### BRIEF
In the material below, find all lines with the string "JSON" and copy them.

### MATERIAL SUPPLIED
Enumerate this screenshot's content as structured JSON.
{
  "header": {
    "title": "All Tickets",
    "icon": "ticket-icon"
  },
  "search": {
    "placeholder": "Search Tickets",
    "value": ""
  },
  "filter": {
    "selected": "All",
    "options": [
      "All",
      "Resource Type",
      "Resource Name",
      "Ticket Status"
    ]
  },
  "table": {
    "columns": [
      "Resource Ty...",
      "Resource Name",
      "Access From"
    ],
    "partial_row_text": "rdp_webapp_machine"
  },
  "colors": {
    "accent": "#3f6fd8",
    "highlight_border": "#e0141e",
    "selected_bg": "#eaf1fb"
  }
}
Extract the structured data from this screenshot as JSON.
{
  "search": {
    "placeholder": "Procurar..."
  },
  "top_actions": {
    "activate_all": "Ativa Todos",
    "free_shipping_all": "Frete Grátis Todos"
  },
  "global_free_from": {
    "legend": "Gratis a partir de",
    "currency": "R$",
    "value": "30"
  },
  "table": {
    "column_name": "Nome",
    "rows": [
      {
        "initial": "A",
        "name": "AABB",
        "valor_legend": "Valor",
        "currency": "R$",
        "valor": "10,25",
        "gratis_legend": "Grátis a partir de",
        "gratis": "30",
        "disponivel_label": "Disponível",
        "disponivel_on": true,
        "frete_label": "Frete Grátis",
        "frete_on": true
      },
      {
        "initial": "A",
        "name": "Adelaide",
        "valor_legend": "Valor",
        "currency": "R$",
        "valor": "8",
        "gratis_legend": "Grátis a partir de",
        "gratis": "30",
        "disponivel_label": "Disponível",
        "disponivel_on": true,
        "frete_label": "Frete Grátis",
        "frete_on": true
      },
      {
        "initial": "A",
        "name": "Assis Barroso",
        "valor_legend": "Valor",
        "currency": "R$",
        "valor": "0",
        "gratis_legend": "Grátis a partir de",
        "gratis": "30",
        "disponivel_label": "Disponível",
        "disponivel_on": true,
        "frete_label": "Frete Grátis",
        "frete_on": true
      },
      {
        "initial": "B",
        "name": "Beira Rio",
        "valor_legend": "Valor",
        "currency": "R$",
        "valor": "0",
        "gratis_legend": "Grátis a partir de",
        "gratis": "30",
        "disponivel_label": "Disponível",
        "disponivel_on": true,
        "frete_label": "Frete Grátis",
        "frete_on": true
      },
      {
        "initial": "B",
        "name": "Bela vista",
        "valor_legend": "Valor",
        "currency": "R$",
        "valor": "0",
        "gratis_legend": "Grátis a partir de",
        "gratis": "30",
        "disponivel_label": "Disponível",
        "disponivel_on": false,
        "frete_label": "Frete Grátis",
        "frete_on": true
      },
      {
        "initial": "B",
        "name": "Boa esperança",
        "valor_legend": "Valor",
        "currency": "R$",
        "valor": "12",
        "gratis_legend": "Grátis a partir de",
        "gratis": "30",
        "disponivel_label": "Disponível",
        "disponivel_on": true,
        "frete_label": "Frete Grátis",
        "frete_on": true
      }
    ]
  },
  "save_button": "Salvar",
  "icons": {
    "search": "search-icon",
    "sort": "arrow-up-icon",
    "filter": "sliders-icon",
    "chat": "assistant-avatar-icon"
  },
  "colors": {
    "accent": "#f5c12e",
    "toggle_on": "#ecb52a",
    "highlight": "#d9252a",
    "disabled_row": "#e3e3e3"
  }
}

==

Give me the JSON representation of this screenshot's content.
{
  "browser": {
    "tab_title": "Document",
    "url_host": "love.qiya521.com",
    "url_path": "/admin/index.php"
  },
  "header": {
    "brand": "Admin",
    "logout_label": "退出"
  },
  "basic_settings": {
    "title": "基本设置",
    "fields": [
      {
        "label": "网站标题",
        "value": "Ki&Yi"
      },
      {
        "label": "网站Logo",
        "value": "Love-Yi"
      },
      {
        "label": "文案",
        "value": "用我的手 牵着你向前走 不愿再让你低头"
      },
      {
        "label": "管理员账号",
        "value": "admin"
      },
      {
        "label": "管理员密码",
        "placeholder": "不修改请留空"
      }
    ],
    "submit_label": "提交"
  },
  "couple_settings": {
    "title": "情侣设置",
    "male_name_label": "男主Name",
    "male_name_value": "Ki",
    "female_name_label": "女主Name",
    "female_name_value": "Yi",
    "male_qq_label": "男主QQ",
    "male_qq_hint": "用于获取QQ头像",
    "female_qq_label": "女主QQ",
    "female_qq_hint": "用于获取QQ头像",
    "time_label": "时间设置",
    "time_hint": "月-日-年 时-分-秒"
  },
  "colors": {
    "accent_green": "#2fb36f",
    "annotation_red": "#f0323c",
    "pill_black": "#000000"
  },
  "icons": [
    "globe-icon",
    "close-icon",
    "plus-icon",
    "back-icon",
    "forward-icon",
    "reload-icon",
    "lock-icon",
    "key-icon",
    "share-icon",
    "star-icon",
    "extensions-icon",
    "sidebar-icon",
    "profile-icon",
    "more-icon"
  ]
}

### RESPONSE FOR THIS EXERCISE
Enumerate this screenshot's content as structured JSON.
Extract the structured data from this screenshot as JSON.
Give me the JSON representation of this screenshot's content.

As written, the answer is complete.